• **WHAT IS REQUIRED**
Could you copy every line from the material below in which "content" appears?

Start of ENTRIES SHOWN

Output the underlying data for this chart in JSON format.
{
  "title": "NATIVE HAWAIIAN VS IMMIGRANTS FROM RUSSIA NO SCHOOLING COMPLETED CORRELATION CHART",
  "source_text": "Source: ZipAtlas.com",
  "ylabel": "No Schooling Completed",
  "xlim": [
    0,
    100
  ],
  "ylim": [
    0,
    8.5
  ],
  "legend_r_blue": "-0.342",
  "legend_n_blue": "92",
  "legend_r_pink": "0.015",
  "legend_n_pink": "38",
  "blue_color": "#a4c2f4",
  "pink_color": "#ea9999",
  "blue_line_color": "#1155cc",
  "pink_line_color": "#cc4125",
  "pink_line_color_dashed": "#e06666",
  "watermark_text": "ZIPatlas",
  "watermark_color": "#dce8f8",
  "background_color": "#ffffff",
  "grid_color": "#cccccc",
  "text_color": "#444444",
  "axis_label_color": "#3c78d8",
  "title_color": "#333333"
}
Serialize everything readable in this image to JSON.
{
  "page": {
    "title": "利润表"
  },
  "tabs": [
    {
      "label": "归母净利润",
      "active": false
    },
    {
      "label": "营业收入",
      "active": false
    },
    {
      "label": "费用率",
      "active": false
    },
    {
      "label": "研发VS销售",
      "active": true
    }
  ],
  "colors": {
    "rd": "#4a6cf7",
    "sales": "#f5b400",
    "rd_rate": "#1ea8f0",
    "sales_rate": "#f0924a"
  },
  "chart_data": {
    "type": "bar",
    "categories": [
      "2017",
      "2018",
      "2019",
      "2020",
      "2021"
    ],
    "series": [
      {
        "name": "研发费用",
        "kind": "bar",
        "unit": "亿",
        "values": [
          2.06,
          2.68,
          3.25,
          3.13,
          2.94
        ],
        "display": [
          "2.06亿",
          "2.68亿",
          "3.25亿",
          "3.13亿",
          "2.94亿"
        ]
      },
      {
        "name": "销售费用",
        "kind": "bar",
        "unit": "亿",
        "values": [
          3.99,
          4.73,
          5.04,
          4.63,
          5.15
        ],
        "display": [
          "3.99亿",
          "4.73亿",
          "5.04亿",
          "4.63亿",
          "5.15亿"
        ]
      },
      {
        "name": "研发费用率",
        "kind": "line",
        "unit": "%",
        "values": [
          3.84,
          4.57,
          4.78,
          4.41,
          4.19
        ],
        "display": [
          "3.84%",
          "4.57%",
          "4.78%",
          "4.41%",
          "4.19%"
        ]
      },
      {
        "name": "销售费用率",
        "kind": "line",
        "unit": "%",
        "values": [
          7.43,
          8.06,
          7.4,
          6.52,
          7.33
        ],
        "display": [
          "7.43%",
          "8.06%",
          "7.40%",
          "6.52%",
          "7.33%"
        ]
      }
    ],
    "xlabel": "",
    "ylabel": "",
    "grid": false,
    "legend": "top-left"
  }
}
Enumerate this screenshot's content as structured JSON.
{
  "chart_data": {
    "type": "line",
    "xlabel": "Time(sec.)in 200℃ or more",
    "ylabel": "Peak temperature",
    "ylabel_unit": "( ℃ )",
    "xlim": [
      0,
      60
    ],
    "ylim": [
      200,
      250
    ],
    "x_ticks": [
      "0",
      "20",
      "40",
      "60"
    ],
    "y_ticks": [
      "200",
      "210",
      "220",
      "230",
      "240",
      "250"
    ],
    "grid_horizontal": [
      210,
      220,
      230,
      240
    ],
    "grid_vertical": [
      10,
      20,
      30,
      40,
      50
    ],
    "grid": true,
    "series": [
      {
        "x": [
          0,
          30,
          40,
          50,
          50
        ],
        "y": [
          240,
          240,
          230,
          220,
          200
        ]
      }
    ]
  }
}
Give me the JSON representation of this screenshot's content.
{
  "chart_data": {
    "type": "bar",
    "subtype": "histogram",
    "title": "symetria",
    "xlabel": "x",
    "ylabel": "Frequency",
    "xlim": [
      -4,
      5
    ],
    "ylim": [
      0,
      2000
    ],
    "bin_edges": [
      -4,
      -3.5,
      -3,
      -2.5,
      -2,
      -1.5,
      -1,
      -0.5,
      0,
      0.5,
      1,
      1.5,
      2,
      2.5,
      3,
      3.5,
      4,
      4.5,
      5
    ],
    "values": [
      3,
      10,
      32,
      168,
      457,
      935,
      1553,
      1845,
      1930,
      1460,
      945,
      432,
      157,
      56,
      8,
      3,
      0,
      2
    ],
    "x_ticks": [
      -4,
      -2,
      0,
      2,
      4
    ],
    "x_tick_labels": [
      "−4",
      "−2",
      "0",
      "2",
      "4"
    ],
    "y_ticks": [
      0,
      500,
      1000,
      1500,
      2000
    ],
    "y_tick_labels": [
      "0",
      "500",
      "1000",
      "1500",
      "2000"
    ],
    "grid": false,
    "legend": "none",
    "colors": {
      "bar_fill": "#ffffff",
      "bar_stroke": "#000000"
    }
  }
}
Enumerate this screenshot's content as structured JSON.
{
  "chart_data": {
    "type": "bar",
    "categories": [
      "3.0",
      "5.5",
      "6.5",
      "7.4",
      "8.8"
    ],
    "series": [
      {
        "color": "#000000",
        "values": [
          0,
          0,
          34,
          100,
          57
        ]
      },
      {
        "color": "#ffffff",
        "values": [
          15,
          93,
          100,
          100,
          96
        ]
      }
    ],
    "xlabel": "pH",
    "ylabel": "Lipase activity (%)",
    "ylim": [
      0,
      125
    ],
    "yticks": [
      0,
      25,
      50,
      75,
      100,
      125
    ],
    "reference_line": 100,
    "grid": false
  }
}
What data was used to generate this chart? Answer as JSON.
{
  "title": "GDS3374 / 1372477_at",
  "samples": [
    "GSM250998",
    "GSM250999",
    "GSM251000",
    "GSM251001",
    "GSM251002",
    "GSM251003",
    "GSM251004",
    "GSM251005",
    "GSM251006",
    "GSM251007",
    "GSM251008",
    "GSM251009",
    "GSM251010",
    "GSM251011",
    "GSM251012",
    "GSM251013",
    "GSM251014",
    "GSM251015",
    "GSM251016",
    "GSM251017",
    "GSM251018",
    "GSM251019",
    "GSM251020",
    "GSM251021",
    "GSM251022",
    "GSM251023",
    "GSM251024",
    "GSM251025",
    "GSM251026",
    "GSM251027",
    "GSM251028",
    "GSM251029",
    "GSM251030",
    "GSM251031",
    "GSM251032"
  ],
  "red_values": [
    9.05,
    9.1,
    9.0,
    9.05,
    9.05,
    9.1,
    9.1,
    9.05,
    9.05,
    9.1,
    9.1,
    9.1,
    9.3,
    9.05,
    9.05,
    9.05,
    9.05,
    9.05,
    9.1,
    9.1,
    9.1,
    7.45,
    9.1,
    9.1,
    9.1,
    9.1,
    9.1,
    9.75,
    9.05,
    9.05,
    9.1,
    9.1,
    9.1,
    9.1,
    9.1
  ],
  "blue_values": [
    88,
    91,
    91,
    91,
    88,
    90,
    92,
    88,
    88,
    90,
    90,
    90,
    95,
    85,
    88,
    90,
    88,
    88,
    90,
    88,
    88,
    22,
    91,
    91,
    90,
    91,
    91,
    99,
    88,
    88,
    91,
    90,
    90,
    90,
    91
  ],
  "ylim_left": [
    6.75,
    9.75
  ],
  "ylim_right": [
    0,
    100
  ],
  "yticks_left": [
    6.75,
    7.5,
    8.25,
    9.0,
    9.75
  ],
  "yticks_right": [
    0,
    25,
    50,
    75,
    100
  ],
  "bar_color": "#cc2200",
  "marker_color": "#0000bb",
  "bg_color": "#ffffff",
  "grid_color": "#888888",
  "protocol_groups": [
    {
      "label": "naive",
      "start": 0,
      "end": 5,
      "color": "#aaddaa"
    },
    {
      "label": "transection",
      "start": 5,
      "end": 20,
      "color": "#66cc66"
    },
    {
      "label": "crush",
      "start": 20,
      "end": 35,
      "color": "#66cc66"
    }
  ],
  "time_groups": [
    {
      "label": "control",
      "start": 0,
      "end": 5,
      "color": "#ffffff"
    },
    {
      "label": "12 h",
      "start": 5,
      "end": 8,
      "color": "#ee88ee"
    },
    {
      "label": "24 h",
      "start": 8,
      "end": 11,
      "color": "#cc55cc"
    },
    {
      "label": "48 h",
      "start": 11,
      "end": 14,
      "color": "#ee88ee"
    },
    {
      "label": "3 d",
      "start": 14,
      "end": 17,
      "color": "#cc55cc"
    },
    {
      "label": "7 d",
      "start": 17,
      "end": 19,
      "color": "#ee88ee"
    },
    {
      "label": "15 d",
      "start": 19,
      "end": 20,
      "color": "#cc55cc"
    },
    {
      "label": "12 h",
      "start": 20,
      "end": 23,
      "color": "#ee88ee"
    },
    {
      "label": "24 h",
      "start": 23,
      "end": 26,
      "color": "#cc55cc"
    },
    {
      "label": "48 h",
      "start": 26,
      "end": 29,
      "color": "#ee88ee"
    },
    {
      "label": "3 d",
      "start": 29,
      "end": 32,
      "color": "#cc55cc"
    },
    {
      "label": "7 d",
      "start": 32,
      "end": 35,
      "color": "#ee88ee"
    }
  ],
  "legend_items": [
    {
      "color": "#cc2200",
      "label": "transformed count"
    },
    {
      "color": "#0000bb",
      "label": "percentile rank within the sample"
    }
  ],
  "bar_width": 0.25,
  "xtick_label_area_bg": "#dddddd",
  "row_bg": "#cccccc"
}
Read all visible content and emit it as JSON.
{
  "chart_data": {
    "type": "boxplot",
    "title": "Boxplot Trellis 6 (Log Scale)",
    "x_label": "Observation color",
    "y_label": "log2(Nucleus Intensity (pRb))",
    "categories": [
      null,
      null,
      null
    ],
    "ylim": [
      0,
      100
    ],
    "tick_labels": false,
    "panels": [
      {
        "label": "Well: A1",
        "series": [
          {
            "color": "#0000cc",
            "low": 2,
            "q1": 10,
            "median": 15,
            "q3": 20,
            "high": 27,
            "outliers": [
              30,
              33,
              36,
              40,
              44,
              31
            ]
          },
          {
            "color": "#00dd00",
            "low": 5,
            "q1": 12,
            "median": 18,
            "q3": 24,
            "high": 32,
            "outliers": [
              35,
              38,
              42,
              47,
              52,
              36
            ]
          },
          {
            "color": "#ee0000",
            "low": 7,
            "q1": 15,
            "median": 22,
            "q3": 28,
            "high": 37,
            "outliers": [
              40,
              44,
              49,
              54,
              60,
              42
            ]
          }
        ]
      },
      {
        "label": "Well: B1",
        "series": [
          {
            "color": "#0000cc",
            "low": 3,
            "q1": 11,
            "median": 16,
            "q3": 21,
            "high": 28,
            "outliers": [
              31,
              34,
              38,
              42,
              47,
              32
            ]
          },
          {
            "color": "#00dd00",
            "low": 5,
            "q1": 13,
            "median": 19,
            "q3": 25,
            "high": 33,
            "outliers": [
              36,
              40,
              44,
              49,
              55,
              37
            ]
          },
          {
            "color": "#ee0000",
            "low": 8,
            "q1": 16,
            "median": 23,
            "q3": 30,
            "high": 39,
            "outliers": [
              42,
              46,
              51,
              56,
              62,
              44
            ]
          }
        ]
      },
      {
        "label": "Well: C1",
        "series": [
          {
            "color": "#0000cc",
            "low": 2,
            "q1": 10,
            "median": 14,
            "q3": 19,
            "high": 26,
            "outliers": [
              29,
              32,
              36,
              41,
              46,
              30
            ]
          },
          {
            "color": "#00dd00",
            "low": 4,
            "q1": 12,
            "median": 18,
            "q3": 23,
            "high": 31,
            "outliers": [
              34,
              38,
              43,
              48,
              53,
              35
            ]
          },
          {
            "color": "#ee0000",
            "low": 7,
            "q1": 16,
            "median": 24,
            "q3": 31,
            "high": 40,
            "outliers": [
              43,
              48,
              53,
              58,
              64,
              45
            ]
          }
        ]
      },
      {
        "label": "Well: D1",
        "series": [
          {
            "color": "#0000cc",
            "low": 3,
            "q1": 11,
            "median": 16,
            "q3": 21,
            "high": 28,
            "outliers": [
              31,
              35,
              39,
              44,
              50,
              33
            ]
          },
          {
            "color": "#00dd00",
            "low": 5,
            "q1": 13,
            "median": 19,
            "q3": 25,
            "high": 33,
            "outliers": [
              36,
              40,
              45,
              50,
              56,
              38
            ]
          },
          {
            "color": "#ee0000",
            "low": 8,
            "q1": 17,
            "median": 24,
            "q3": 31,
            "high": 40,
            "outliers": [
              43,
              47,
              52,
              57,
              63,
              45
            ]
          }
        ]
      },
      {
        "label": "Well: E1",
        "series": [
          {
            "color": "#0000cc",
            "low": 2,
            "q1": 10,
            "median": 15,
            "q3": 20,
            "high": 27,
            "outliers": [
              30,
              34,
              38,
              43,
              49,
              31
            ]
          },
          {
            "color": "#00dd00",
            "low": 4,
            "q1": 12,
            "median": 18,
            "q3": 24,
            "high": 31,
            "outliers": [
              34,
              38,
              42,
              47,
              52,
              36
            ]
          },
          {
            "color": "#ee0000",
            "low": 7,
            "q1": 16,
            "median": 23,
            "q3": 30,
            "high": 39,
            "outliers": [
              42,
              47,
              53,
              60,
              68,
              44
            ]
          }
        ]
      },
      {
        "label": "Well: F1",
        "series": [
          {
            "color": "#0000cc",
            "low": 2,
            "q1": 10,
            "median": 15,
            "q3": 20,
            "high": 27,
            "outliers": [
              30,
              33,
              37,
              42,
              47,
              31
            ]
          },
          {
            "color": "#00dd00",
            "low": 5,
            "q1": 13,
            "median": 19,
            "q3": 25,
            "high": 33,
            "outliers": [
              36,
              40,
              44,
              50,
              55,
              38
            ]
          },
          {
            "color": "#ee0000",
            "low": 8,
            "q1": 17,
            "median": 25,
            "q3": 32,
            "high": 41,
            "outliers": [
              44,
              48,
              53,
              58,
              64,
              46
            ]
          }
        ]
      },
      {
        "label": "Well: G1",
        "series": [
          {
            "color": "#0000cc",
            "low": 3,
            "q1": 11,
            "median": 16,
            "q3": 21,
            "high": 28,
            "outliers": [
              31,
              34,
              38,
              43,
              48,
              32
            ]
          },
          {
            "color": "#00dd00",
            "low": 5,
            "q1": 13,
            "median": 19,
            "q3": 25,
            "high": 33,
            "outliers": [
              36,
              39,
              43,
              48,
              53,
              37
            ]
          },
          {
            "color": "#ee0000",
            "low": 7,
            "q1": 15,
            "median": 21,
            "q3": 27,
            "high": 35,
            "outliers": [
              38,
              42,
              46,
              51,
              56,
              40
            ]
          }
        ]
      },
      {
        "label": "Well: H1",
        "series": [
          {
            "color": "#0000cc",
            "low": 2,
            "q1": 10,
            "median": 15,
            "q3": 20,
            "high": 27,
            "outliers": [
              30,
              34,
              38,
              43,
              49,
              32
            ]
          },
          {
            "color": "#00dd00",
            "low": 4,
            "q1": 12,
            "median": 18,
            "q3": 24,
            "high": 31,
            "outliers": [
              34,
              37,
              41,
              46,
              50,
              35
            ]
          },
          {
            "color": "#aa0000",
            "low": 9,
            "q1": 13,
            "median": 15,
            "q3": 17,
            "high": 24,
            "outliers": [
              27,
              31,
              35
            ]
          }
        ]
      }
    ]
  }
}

End of ENTRIES SHOWN

• **WRITTEN RESPONSE**
Enumerate this screenshot's content as structured JSON.
Give me the JSON representation of this screenshot's content.
Enumerate this screenshot's content as structured JSON.
Read all visible content and emit it as JSON.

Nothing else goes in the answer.